THE PROBLEM
Everything in the listing should be restated word for word.

DATASET RECORDS
====

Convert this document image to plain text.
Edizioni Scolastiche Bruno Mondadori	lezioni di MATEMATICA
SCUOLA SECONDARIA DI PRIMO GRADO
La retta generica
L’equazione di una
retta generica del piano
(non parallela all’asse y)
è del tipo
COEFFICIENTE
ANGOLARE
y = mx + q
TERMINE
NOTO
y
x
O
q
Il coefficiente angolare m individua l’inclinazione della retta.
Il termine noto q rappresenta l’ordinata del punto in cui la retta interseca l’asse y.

====

WRITTEN ANSWER
Convert this document image to plain text.
Edizioni Scolastiche Bruno Mondadori	lezioni di MATEMATICA
SCUOLA SECONDARIA DI PRIMO GRADO
La retta generica
L’equazione di una
retta generica del piano
(non parallela all’asse y)
è del tipo
COEFFICIENTE
ANGOLARE
y = mx + q
TERMINE
NOTO
y
x
O
q
Il coefficiente angolare m individua l’inclinazione della retta.
Il termine noto q rappresenta l’ordinata del punto in cui la retta interseca l’asse y.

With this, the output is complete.